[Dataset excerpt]
## begin

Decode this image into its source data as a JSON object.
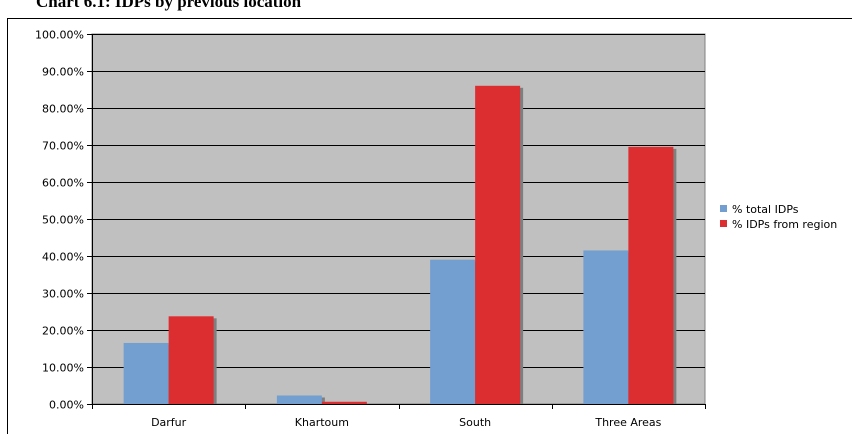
{
  "chart_data": {
    "type": "bar",
    "title": "Chart 6.1: IDPs by previous location",
    "xlabel": "",
    "ylabel": "",
    "categories": [
      "Darfur",
      "Khartoum",
      "South",
      "Three Areas"
    ],
    "series": [
      {
        "name": "% total IDPs",
        "color": "#729fcf",
        "values": [
          16.5,
          2.3,
          39.0,
          41.5
        ]
      },
      {
        "name": "% IDPs from region",
        "color": "#dc2e31",
        "values": [
          23.7,
          0.6,
          86.0,
          69.5
        ]
      }
    ],
    "ylim": [
      0,
      100
    ],
    "yticks": [
      "0.00%",
      "10.00%",
      "20.00%",
      "30.00%",
      "40.00%",
      "50.00%",
      "60.00%",
      "70.00%",
      "80.00%",
      "90.00%",
      "100.00%"
    ],
    "ytick_values": [
      0,
      10,
      20,
      30,
      40,
      50,
      60,
      70,
      80,
      90,
      100
    ],
    "grid": true,
    "legend_position": "right",
    "plot_background": "#c0c0c0"
  }
}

## end

Exercise details:
Reproduce all entries exactly. Pictures do not belong in the copy.

Task result:
Decode this image into its source data as a JSON object.
{
  "chart_data": {
    "type": "bar",
    "title": "Chart 6.1: IDPs by previous location",
    "xlabel": "",
    "ylabel": "",
    "categories": [
      "Darfur",
      "Khartoum",
      "South",
      "Three Areas"
    ],
    "series": [
      {
        "name": "% total IDPs",
        "color": "#729fcf",
        "values": [
          16.5,
          2.3,
          39.0,
          41.5
        ]
      },
      {
        "name": "% IDPs from region",
        "color": "#dc2e31",
        "values": [
          23.7,
          0.6,
          86.0,
          69.5
        ]
      }
    ],
    "ylim": [
      0,
      100
    ],
    "yticks": [
      "0.00%",
      "10.00%",
      "20.00%",
      "30.00%",
      "40.00%",
      "50.00%",
      "60.00%",
      "70.00%",
      "80.00%",
      "90.00%",
      "100.00%"
    ],
    "ytick_values": [
      0,
      10,
      20,
      30,
      40,
      50,
      60,
      70,
      80,
      90,
      100
    ],
    "grid": true,
    "legend_position": "right",
    "plot_background": "#c0c0c0"
  }
}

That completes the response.